═══ Extracted information

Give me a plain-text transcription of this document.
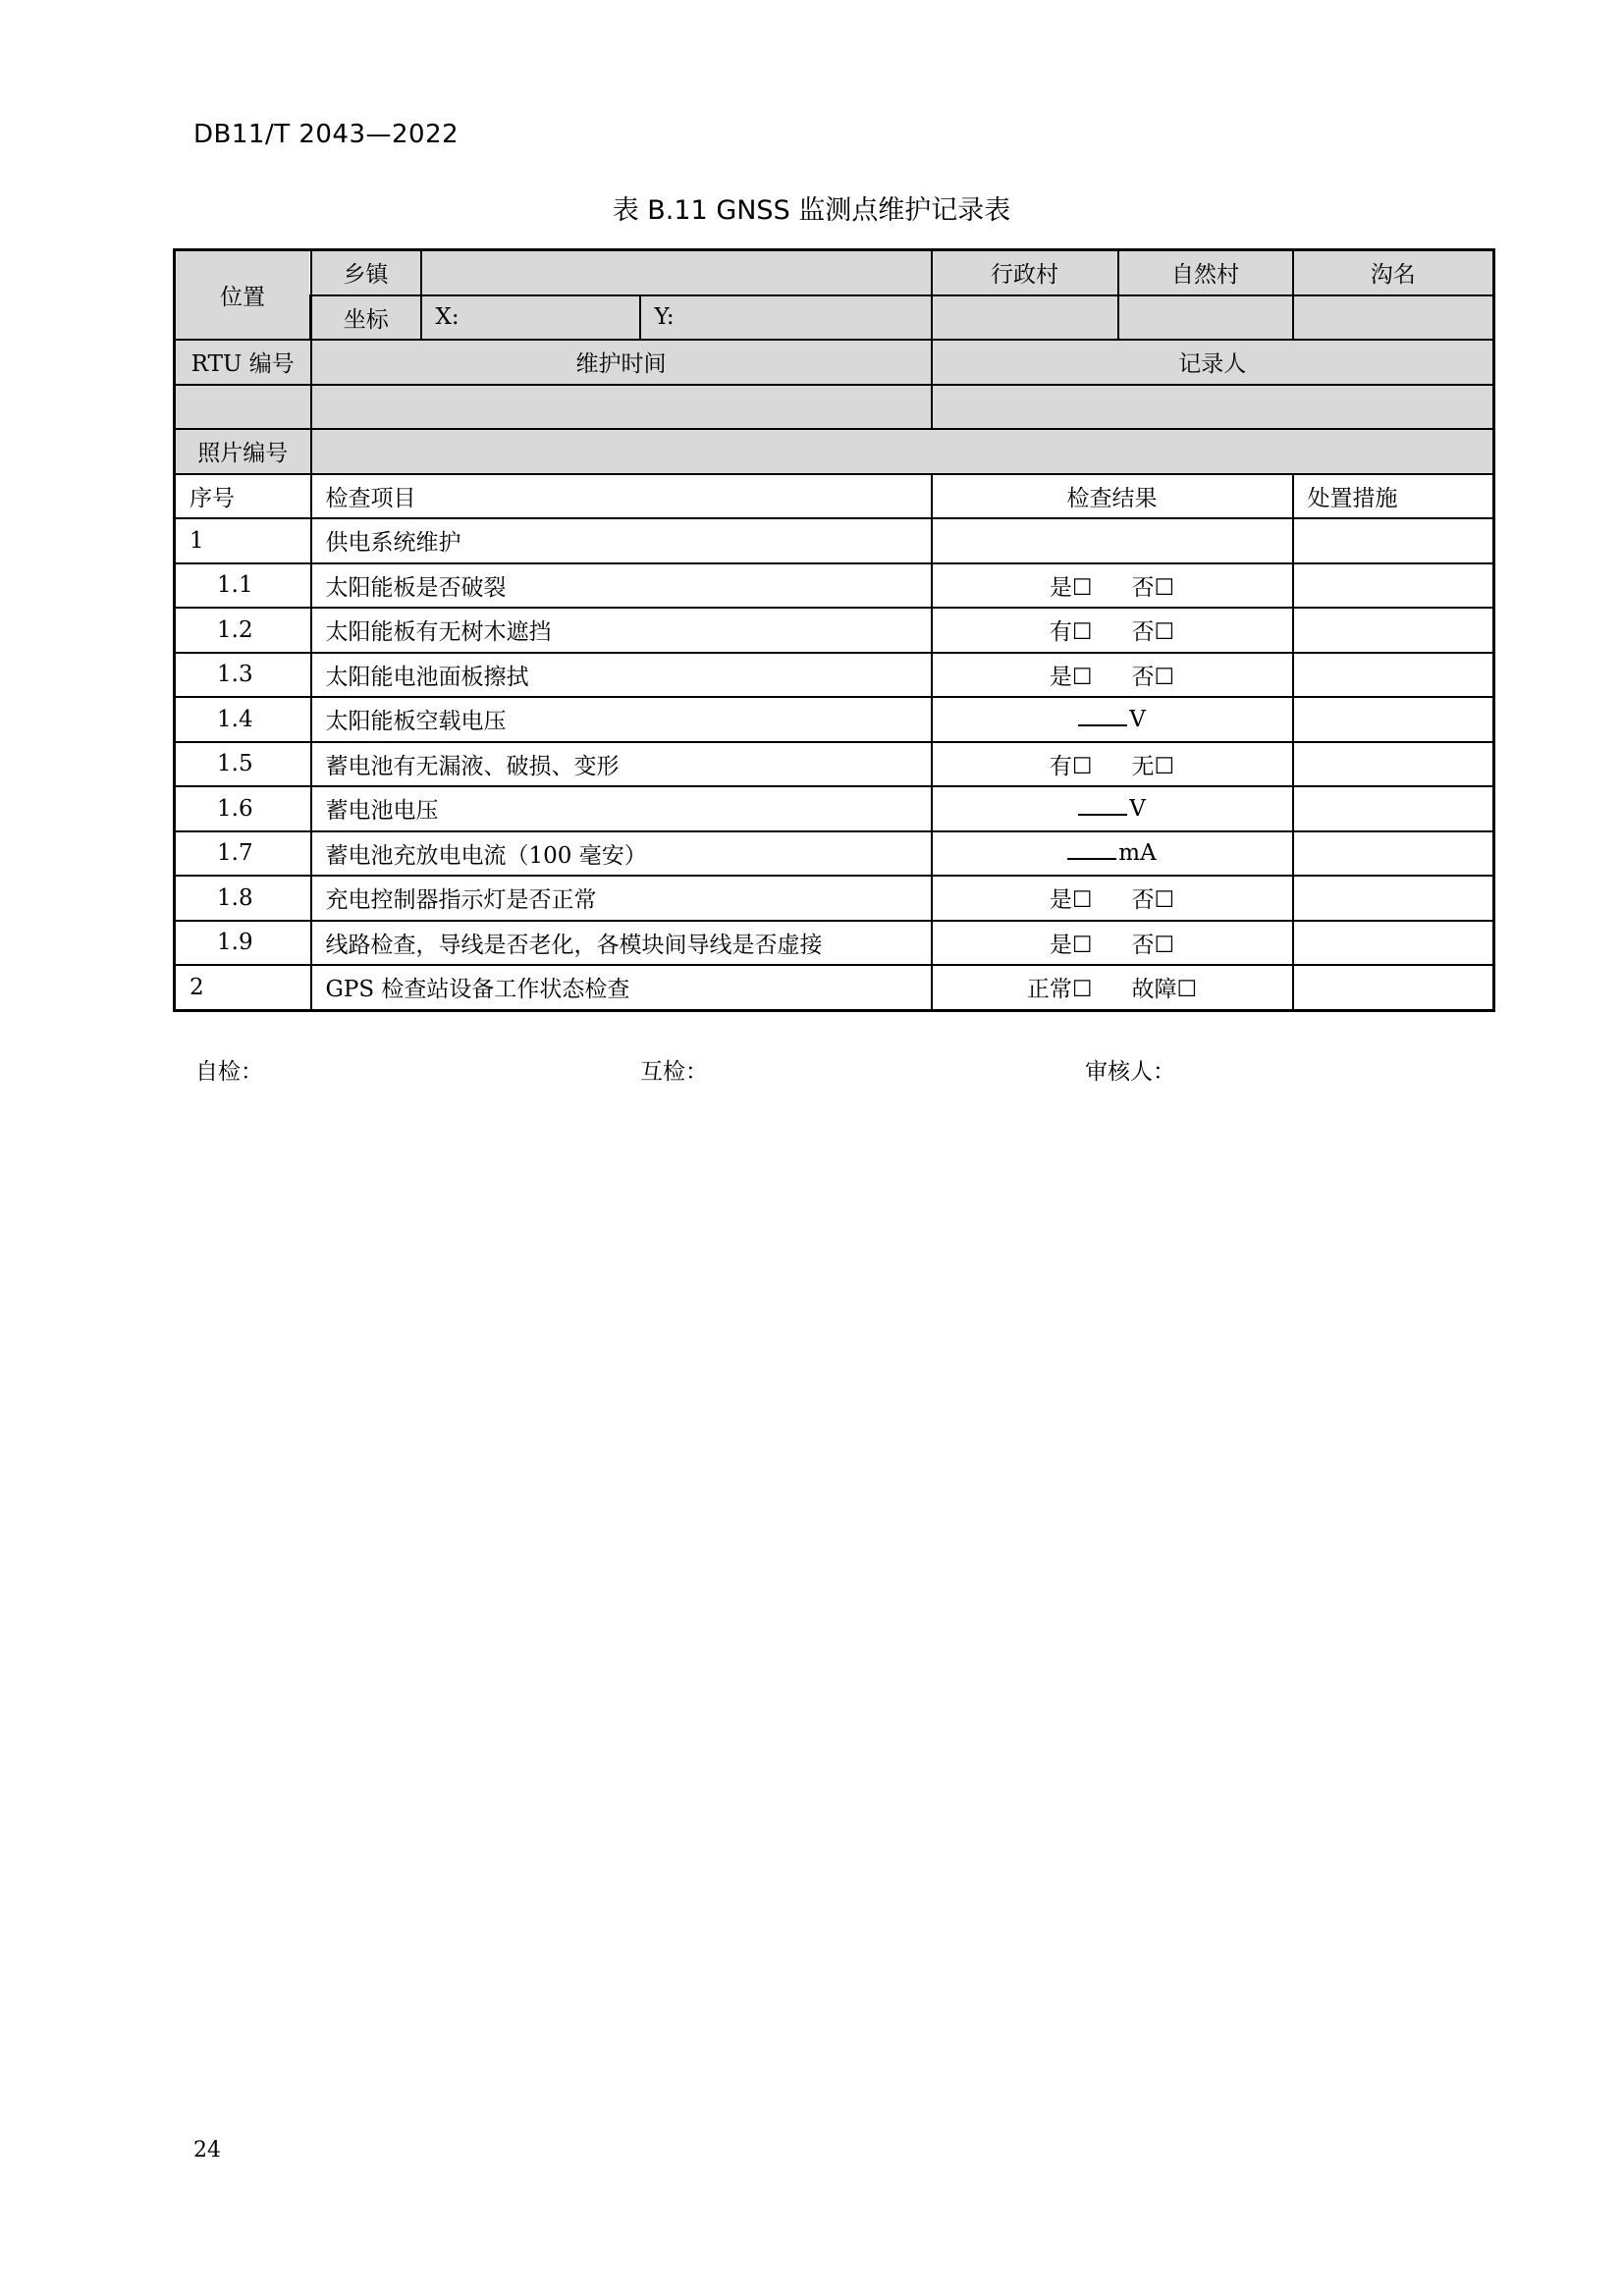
DB11/T 2043—2022
表 B.11 GNSS 监测点维护记录表
位置	乡镇			行政村	自然村	沟名
	坐标	X:	Y:			
RTU 编号	维护时间			记录人		

照片编号						
序号	检查项目			检查结果		处置措施
1	供电系统维护					
1.1	太阳能板是否破裂			是☐ 否☐		
1.2	太阳能板有无树木遮挡			有☐ 否☐		
1.3	太阳能电池面板擦拭			是☐ 否☐		
1.4	太阳能板空载电压			V		
1.5	蓄电池有无漏液、破损、变形			有☐ 无☐		
1.6	蓄电池电压			V		
1.7	蓄电池充放电电流（100 毫安）			mA		
1.8	充电控制器指示灯是否正常			是☐ 否☐		
1.9	线路检查，导线是否老化，各模块间导线是否虚接			是☐ 否☐		
2	GPS 检查站设备工作状态检查			正常☐ 故障☐		
自检：	互检：	审核人：
24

══════

*Set task:*
Transcribe all entries above exactly. Drop the pictures.

*Full output:*
Give me a plain-text transcription of this document.
DB11/T 2043—2022
表 B.11 GNSS 监测点维护记录表
位置	乡镇			行政村	自然村	沟名
	坐标	X:	Y:			
RTU 编号	维护时间			记录人		

照片编号						
序号	检查项目			检查结果		处置措施
1	供电系统维护					
1.1	太阳能板是否破裂			是☐ 否☐		
1.2	太阳能板有无树木遮挡			有☐ 否☐		
1.3	太阳能电池面板擦拭			是☐ 否☐		
1.4	太阳能板空载电压			V		
1.5	蓄电池有无漏液、破损、变形			有☐ 无☐		
1.6	蓄电池电压			V		
1.7	蓄电池充放电电流（100 毫安）			mA		
1.8	充电控制器指示灯是否正常			是☐ 否☐		
1.9	线路检查，导线是否老化，各模块间导线是否虚接			是☐ 否☐		
2	GPS 检查站设备工作状态检查			正常☐ 故障☐		
自检：	互检：	审核人：
24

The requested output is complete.